* STATED EXERCISE
From the listing below, copy every line with the word "label".

Rows from a figure dataset:

## START

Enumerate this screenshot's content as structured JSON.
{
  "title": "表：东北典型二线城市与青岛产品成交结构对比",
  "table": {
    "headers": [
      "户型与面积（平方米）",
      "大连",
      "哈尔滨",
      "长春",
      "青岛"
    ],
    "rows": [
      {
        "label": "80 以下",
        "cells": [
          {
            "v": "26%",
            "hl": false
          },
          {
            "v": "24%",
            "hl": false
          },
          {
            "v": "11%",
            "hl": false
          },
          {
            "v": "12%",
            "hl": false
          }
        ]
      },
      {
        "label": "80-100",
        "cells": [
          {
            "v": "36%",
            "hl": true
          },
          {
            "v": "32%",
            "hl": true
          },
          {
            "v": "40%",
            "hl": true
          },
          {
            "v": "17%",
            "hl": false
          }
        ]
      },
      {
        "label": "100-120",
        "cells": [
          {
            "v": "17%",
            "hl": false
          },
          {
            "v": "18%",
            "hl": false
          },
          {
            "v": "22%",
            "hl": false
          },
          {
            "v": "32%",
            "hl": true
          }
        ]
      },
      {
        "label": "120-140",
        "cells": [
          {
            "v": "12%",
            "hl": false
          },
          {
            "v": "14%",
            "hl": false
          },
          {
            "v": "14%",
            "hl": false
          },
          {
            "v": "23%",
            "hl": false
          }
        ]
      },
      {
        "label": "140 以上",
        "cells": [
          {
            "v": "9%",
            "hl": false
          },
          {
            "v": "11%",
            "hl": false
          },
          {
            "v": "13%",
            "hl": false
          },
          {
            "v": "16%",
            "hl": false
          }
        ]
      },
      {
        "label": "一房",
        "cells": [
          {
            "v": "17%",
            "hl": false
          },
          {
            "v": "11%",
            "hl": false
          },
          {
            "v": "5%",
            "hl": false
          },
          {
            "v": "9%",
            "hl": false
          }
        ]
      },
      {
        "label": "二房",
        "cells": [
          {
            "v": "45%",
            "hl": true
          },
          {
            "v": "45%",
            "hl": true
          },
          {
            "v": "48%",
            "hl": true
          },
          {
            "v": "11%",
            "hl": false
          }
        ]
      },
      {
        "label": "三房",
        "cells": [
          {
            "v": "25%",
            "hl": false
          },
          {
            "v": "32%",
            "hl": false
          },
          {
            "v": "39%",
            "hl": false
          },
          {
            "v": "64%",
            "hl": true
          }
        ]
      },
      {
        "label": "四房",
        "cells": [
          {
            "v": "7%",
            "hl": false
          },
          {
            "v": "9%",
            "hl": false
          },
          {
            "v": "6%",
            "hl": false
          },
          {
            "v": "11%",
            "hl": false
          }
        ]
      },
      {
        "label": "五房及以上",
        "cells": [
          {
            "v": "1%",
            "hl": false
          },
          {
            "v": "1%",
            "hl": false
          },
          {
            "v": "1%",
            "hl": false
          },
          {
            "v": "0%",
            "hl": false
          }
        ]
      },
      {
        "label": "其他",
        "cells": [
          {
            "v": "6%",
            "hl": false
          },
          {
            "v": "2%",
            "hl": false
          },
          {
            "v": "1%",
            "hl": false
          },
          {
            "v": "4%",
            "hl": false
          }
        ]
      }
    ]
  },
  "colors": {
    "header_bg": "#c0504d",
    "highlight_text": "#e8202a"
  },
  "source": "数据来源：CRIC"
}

## END

* EXERCISE RESULT
        "label": "80 以下",
        "label": "80-100",
        "label": "100-120",
        "label": "120-140",
        "label": "140 以上",
        "label": "一房",
        "label": "二房",
        "label": "三房",
        "label": "四房",
        "label": "五房及以上",
        "label": "其他",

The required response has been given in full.